» **WHAT THE TASK ASKS**: Omit all images. Write out the rest of the material exactly.

» **EXTRACTED MATERIAL**:
= = = = =

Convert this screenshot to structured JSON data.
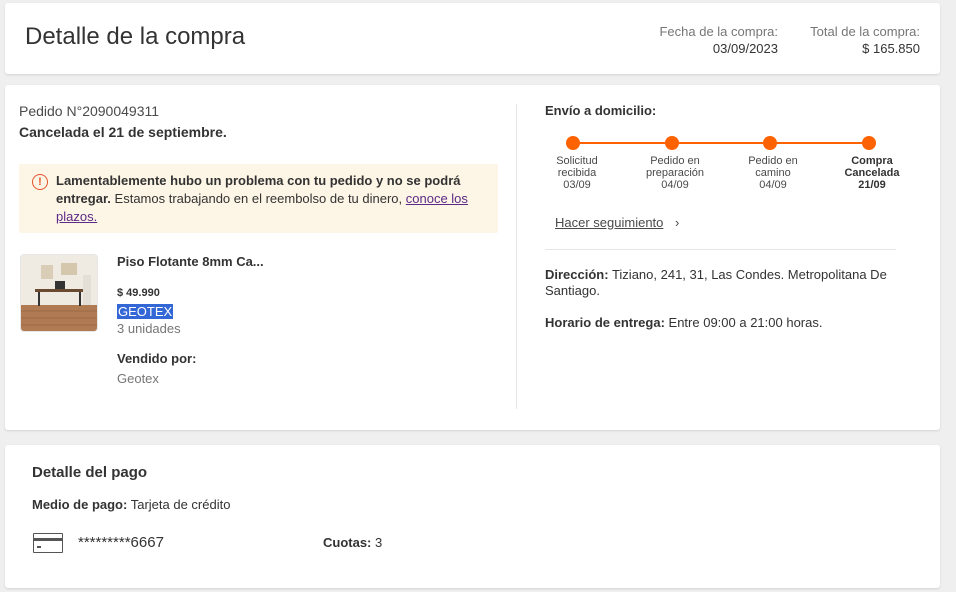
{
  "header": {
    "title": "Detalle de la compra",
    "purchase_date_label": "Fecha de la compra:",
    "purchase_date": "03/09/2023",
    "total_label": "Total de la compra:",
    "total": "$ 165.850"
  },
  "order": {
    "number": "Pedido N°2090049311",
    "status": "Cancelada el 21 de septiembre.",
    "alert": {
      "icon": "alert-circle-icon",
      "strong": "Lamentablemente hubo un problema con tu pedido y no se podrá entregar.",
      "text": " Estamos trabajando en el reembolso de tu dinero, ",
      "link": "conoce los plazos."
    },
    "product": {
      "name": "Piso Flotante 8mm Ca...",
      "price": "$ 49.990",
      "brand": "GEOTEX",
      "quantity": "3 unidades",
      "sold_by_label": "Vendido por:",
      "sold_by": "Geotex"
    },
    "shipping": {
      "title": "Envío a domicilio:",
      "timeline": [
        {
          "line1": "Solicitud",
          "line2": "recibida",
          "date": "03/09"
        },
        {
          "line1": "Pedido en",
          "line2": "preparación",
          "date": "04/09"
        },
        {
          "line1": "Pedido en",
          "line2": "camino",
          "date": "04/09"
        },
        {
          "line1": "Compra",
          "line2": "Cancelada",
          "date": "21/09"
        }
      ],
      "track_link": "Hacer seguimiento",
      "address_label": "Dirección:",
      "address": " Tiziano, 241, 31, Las Condes. Metropolitana De Santiago.",
      "delivery_label": "Horario de entrega:",
      "delivery": " Entre 09:00 a 21:00 horas."
    }
  },
  "payment": {
    "title": "Detalle del pago",
    "method_label": "Medio de pago:",
    "method": " Tarjeta de crédito",
    "card_icon": "credit-card-icon",
    "card_number": "*********6667",
    "installments_label": "Cuotas:",
    "installments": " 3"
  },
  "colors": {
    "accent": "#ff6200",
    "alert_bg": "#fdf5e6",
    "link": "#5b2a86",
    "selection": "#3367d6"
  }
}
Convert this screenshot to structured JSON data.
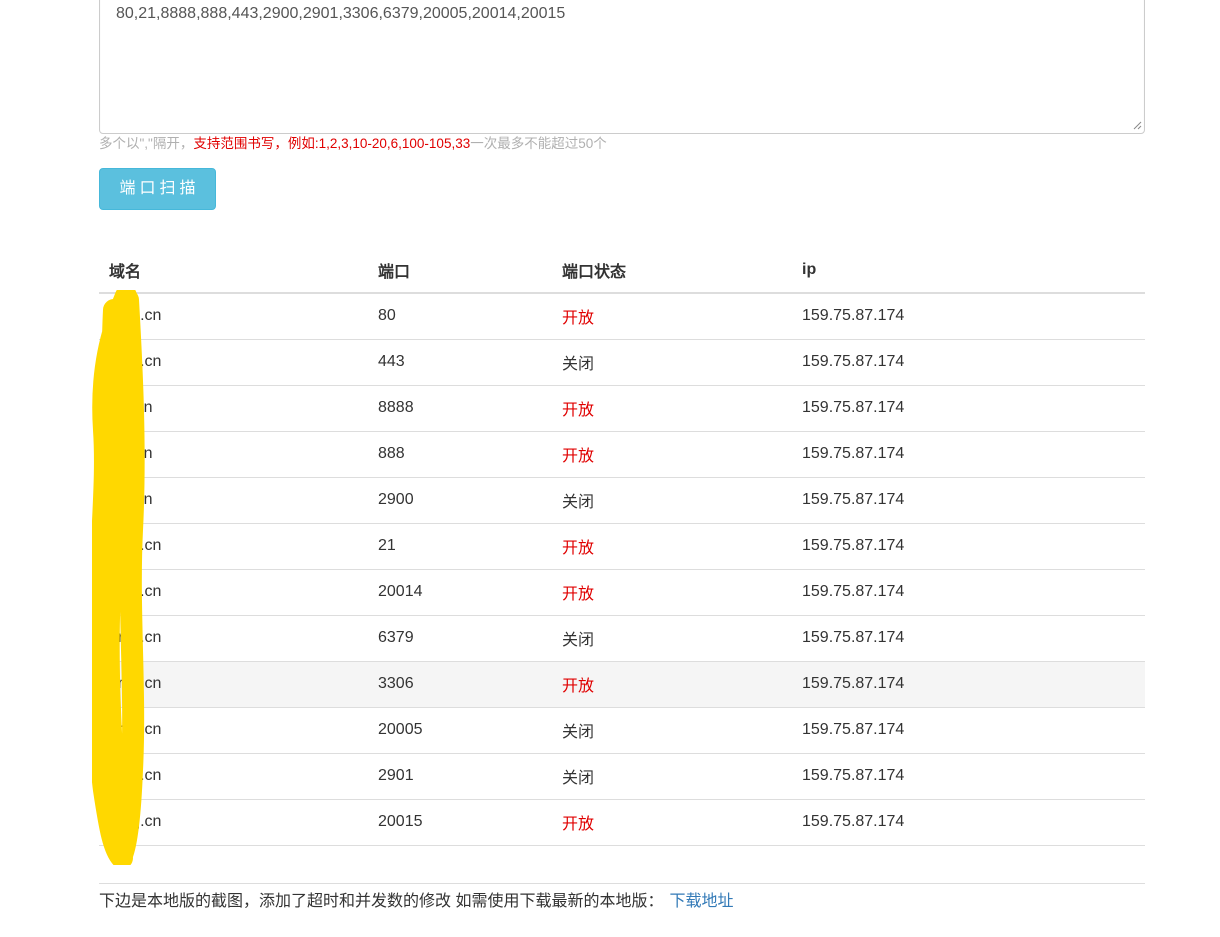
{
  "ports_input": {
    "value": "80,21,8888,888,443,2900,2901,3306,6379,20005,20014,20015"
  },
  "help_text": {
    "muted_before": "多个以\",\"隔开，",
    "highlight": "支持范围书写，例如:1,2,3,10-20,6,100-105,33",
    "muted_after": "一次最多不能超过50个"
  },
  "scan_button_label": "端口扫描",
  "table": {
    "headers": {
      "domain": "域名",
      "port": "端口",
      "status": "端口状态",
      "ip": "ip"
    },
    "rows": [
      {
        "domain": "drrkj.cn",
        "port": "80",
        "status": "开放",
        "open": true,
        "ip": "159.75.87.174"
      },
      {
        "domain": "drrkj.cn",
        "port": "443",
        "status": "关闭",
        "open": false,
        "ip": "159.75.87.174"
      },
      {
        "domain": "rrkj.cn",
        "port": "8888",
        "status": "开放",
        "open": true,
        "ip": "159.75.87.174"
      },
      {
        "domain": "rrkj.cn",
        "port": "888",
        "status": "开放",
        "open": true,
        "ip": "159.75.87.174"
      },
      {
        "domain": "rrkj.cn",
        "port": "2900",
        "status": "关闭",
        "open": false,
        "ip": "159.75.87.174"
      },
      {
        "domain": "drrkj.cn",
        "port": "21",
        "status": "开放",
        "open": true,
        "ip": "159.75.87.174"
      },
      {
        "domain": "drrkj.cn",
        "port": "20014",
        "status": "开放",
        "open": true,
        "ip": "159.75.87.174"
      },
      {
        "domain": "drrkj.cn",
        "port": "6379",
        "status": "关闭",
        "open": false,
        "ip": "159.75.87.174"
      },
      {
        "domain": "drrkj.cn",
        "port": "3306",
        "status": "开放",
        "open": true,
        "ip": "159.75.87.174"
      },
      {
        "domain": "drrkj.cn",
        "port": "20005",
        "status": "关闭",
        "open": false,
        "ip": "159.75.87.174"
      },
      {
        "domain": "drrkj.cn",
        "port": "2901",
        "status": "关闭",
        "open": false,
        "ip": "159.75.87.174"
      },
      {
        "domain": "drrkj.cn",
        "port": "20015",
        "status": "开放",
        "open": true,
        "ip": "159.75.87.174"
      }
    ]
  },
  "footer": {
    "text": "下边是本地版的截图，添加了超时和并发数的修改 如需使用下载最新的本地版：",
    "link_label": "下载地址"
  },
  "colors": {
    "open_status": "#e00000",
    "button": "#5bc0de",
    "link": "#337ab7",
    "redaction_marker": "#ffd800"
  }
}
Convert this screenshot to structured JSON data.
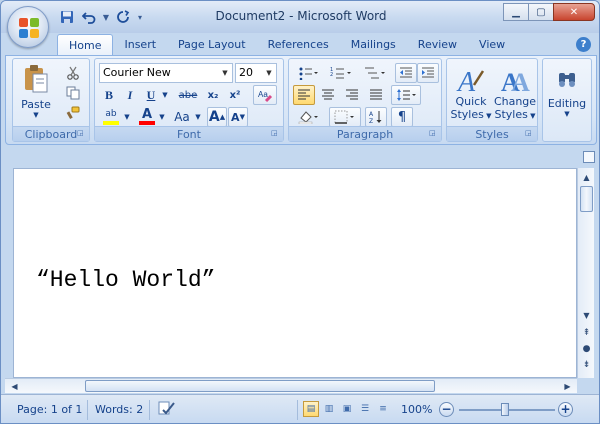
{
  "window": {
    "title": "Document2 - Microsoft Word",
    "minimize_glyph": "▁",
    "maximize_glyph": "▢",
    "close_glyph": "✕"
  },
  "quick_access": {
    "save_icon": "save-icon",
    "undo_icon": "undo-icon",
    "redo_icon": "redo-icon"
  },
  "ribbon_tabs": [
    {
      "label": "Home",
      "active": true
    },
    {
      "label": "Insert"
    },
    {
      "label": "Page Layout"
    },
    {
      "label": "References"
    },
    {
      "label": "Mailings"
    },
    {
      "label": "Review"
    },
    {
      "label": "View"
    }
  ],
  "groups": {
    "clipboard": {
      "label": "Clipboard",
      "paste_label": "Paste"
    },
    "font": {
      "label": "Font",
      "font_name": "Courier New",
      "font_size": "20",
      "bold": "B",
      "italic": "I",
      "underline": "U",
      "strike": "abe",
      "subscript": "x₂",
      "superscript": "x²",
      "highlight_letters": "ab",
      "font_color_letter": "A",
      "change_case": "Aa",
      "grow": "A",
      "shrink": "A"
    },
    "paragraph": {
      "label": "Paragraph",
      "show_marks": "¶"
    },
    "styles": {
      "label": "Styles",
      "quick_styles": "Quick Styles",
      "change_styles": "Change Styles",
      "quick_line1": "Quick",
      "quick_line2": "Styles",
      "change_line1": "Change",
      "change_line2": "Styles"
    },
    "editing": {
      "label": "Editing"
    }
  },
  "document": {
    "text": "“Hello World”"
  },
  "status": {
    "page": "Page: 1 of 1",
    "words": "Words: 2",
    "zoom": "100%",
    "zoom_level": 1.0
  },
  "colors": {
    "highlight": "#ffff00",
    "font_color": "#ff0000"
  }
}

= = = = =

» **ANSWER FOR THIS EXERCISE**:
Convert this screenshot to structured JSON data.
{
  "header": {
    "title": "Detalle de la compra",
    "purchase_date_label": "Fecha de la compra:",
    "purchase_date": "03/09/2023",
    "total_label": "Total de la compra:",
    "total": "$ 165.850"
  },
  "order": {
    "number": "Pedido N°2090049311",
    "status": "Cancelada el 21 de septiembre.",
    "alert": {
      "icon": "alert-circle-icon",
      "strong": "Lamentablemente hubo un problema con tu pedido y no se podrá entregar.",
      "text": " Estamos trabajando en el reembolso de tu dinero, ",
      "link": "conoce los plazos."
    },
    "product": {
      "name": "Piso Flotante 8mm Ca...",
      "price": "$ 49.990",
      "brand": "GEOTEX",
      "quantity": "3 unidades",
      "sold_by_label": "Vendido por:",
      "sold_by": "Geotex"
    },
    "shipping": {
      "title": "Envío a domicilio:",
      "timeline": [
        {
          "line1": "Solicitud",
          "line2": "recibida",
          "date": "03/09"
        },
        {
          "line1": "Pedido en",
          "line2": "preparación",
          "date": "04/09"
        },
        {
          "line1": "Pedido en",
          "line2": "camino",
          "date": "04/09"
        },
        {
          "line1": "Compra",
          "line2": "Cancelada",
          "date": "21/09"
        }
      ],
      "track_link": "Hacer seguimiento",
      "address_label": "Dirección:",
      "address": " Tiziano, 241, 31, Las Condes. Metropolitana De Santiago.",
      "delivery_label": "Horario de entrega:",
      "delivery": " Entre 09:00 a 21:00 horas."
    }
  },
  "payment": {
    "title": "Detalle del pago",
    "method_label": "Medio de pago:",
    "method": " Tarjeta de crédito",
    "card_icon": "credit-card-icon",
    "card_number": "*********6667",
    "installments_label": "Cuotas:",
    "installments": " 3"
  },
  "colors": {
    "accent": "#ff6200",
    "alert_bg": "#fdf5e6",
    "link": "#5b2a86",
    "selection": "#3367d6"
  }
}
Convert this screenshot to structured JSON data.
{
  "ports_input": {
    "value": "80,21,8888,888,443,2900,2901,3306,6379,20005,20014,20015"
  },
  "help_text": {
    "muted_before": "多个以\",\"隔开，",
    "highlight": "支持范围书写，例如:1,2,3,10-20,6,100-105,33",
    "muted_after": "一次最多不能超过50个"
  },
  "scan_button_label": "端口扫描",
  "table": {
    "headers": {
      "domain": "域名",
      "port": "端口",
      "status": "端口状态",
      "ip": "ip"
    },
    "rows": [
      {
        "domain": "drrkj.cn",
        "port": "80",
        "status": "开放",
        "open": true,
        "ip": "159.75.87.174"
      },
      {
        "domain": "drrkj.cn",
        "port": "443",
        "status": "关闭",
        "open": false,
        "ip": "159.75.87.174"
      },
      {
        "domain": "rrkj.cn",
        "port": "8888",
        "status": "开放",
        "open": true,
        "ip": "159.75.87.174"
      },
      {
        "domain": "rrkj.cn",
        "port": "888",
        "status": "开放",
        "open": true,
        "ip": "159.75.87.174"
      },
      {
        "domain": "rrkj.cn",
        "port": "2900",
        "status": "关闭",
        "open": false,
        "ip": "159.75.87.174"
      },
      {
        "domain": "drrkj.cn",
        "port": "21",
        "status": "开放",
        "open": true,
        "ip": "159.75.87.174"
      },
      {
        "domain": "drrkj.cn",
        "port": "20014",
        "status": "开放",
        "open": true,
        "ip": "159.75.87.174"
      },
      {
        "domain": "drrkj.cn",
        "port": "6379",
        "status": "关闭",
        "open": false,
        "ip": "159.75.87.174"
      },
      {
        "domain": "drrkj.cn",
        "port": "3306",
        "status": "开放",
        "open": true,
        "ip": "159.75.87.174"
      },
      {
        "domain": "drrkj.cn",
        "port": "20005",
        "status": "关闭",
        "open": false,
        "ip": "159.75.87.174"
      },
      {
        "domain": "drrkj.cn",
        "port": "2901",
        "status": "关闭",
        "open": false,
        "ip": "159.75.87.174"
      },
      {
        "domain": "drrkj.cn",
        "port": "20015",
        "status": "开放",
        "open": true,
        "ip": "159.75.87.174"
      }
    ]
  },
  "footer": {
    "text": "下边是本地版的截图，添加了超时和并发数的修改 如需使用下载最新的本地版：",
    "link_label": "下载地址"
  },
  "colors": {
    "open_status": "#e00000",
    "button": "#5bc0de",
    "link": "#337ab7",
    "redaction_marker": "#ffd800"
  }
}
Convert this screenshot to structured JSON data.
{
  "window": {
    "title": "Document2 - Microsoft Word",
    "minimize_glyph": "▁",
    "maximize_glyph": "▢",
    "close_glyph": "✕"
  },
  "quick_access": {
    "save_icon": "save-icon",
    "undo_icon": "undo-icon",
    "redo_icon": "redo-icon"
  },
  "ribbon_tabs": [
    {
      "label": "Home",
      "active": true
    },
    {
      "label": "Insert"
    },
    {
      "label": "Page Layout"
    },
    {
      "label": "References"
    },
    {
      "label": "Mailings"
    },
    {
      "label": "Review"
    },
    {
      "label": "View"
    }
  ],
  "groups": {
    "clipboard": {
      "label": "Clipboard",
      "paste_label": "Paste"
    },
    "font": {
      "label": "Font",
      "font_name": "Courier New",
      "font_size": "20",
      "bold": "B",
      "italic": "I",
      "underline": "U",
      "strike": "abe",
      "subscript": "x₂",
      "superscript": "x²",
      "highlight_letters": "ab",
      "font_color_letter": "A",
      "change_case": "Aa",
      "grow": "A",
      "shrink": "A"
    },
    "paragraph": {
      "label": "Paragraph",
      "show_marks": "¶"
    },
    "styles": {
      "label": "Styles",
      "quick_styles": "Quick Styles",
      "change_styles": "Change Styles",
      "quick_line1": "Quick",
      "quick_line2": "Styles",
      "change_line1": "Change",
      "change_line2": "Styles"
    },
    "editing": {
      "label": "Editing"
    }
  },
  "document": {
    "text": "“Hello World”"
  },
  "status": {
    "page": "Page: 1 of 1",
    "words": "Words: 2",
    "zoom": "100%",
    "zoom_level": 1.0
  },
  "colors": {
    "highlight": "#ffff00",
    "font_color": "#ff0000"
  }
}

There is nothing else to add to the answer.